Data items

--------------------------------

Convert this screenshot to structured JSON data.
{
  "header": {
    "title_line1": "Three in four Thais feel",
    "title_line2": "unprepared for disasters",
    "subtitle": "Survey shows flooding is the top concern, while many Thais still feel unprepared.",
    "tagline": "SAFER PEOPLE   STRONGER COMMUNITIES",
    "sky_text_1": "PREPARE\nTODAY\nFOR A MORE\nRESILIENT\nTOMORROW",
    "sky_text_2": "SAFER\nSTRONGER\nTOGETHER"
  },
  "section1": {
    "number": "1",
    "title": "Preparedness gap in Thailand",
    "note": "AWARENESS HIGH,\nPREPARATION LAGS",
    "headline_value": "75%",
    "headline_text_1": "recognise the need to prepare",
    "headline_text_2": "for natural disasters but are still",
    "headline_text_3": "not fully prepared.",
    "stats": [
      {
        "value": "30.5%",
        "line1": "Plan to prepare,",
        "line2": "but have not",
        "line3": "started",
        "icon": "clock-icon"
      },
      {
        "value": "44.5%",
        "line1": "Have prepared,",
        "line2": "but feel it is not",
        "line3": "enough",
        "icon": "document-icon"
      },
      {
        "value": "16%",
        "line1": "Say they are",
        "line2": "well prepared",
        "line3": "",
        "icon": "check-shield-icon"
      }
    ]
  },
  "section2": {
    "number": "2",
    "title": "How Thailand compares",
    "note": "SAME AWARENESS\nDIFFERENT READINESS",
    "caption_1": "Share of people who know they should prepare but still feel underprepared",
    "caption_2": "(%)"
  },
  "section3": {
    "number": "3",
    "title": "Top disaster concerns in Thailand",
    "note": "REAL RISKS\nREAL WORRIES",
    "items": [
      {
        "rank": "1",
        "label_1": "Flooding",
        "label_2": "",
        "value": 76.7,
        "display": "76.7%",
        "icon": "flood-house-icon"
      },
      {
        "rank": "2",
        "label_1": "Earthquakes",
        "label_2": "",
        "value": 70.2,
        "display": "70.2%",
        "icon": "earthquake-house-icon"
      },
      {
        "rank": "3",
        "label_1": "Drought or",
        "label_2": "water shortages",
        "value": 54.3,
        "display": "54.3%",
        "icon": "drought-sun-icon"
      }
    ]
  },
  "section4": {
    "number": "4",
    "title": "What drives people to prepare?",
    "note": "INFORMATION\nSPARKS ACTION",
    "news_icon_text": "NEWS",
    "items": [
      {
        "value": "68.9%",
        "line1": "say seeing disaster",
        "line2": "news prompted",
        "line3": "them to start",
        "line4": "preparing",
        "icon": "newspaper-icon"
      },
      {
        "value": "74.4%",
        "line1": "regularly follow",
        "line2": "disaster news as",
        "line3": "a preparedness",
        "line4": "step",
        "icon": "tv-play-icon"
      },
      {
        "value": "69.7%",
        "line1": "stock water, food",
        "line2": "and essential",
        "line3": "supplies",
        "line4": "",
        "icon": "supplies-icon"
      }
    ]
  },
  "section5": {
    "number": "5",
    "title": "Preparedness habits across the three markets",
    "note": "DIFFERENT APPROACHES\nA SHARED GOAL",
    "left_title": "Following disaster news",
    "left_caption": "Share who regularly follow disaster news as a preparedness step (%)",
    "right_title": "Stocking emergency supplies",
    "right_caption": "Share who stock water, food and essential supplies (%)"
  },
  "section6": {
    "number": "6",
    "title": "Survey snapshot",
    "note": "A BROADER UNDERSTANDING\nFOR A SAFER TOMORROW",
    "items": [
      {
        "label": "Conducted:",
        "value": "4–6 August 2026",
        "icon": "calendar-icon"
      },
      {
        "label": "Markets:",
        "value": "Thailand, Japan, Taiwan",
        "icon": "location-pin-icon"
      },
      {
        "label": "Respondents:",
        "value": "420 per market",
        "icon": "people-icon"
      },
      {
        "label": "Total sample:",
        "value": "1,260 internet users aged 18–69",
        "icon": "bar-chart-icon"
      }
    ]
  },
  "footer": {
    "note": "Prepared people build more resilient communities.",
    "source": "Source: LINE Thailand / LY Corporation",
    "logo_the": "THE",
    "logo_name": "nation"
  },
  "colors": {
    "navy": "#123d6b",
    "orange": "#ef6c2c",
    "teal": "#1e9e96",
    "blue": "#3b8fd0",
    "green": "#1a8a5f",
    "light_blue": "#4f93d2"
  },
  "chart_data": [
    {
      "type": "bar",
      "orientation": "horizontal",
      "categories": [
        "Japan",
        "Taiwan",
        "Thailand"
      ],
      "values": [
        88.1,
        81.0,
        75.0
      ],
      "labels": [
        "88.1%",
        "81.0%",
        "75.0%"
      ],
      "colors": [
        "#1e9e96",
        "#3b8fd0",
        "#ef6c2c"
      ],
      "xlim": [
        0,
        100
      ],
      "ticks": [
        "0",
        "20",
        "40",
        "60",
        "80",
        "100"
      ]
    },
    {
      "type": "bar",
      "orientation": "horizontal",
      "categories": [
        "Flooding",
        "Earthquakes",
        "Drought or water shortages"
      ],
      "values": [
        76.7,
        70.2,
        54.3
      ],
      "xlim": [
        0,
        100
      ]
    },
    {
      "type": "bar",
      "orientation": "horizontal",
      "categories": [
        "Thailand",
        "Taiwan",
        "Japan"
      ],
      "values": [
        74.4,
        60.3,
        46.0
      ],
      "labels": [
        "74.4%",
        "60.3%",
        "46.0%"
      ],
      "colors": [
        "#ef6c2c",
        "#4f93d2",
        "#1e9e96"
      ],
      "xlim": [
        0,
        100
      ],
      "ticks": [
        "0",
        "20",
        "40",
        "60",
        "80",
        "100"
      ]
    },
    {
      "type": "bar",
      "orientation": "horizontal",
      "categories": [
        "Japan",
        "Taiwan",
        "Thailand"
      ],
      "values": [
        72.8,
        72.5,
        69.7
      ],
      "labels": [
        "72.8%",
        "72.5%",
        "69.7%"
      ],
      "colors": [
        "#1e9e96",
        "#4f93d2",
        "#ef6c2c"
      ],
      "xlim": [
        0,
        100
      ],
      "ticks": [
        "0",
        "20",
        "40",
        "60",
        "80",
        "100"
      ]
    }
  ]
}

--------------------------------

[What you have to do]:
Make a list of all lines in the data that contain "supplies".

[Task output]:
        "line3": "supplies",
        "icon": "supplies-icon"
    "right_title": "Stocking emergency supplies",
    "right_caption": "Share who stock water, food and essential supplies (%)"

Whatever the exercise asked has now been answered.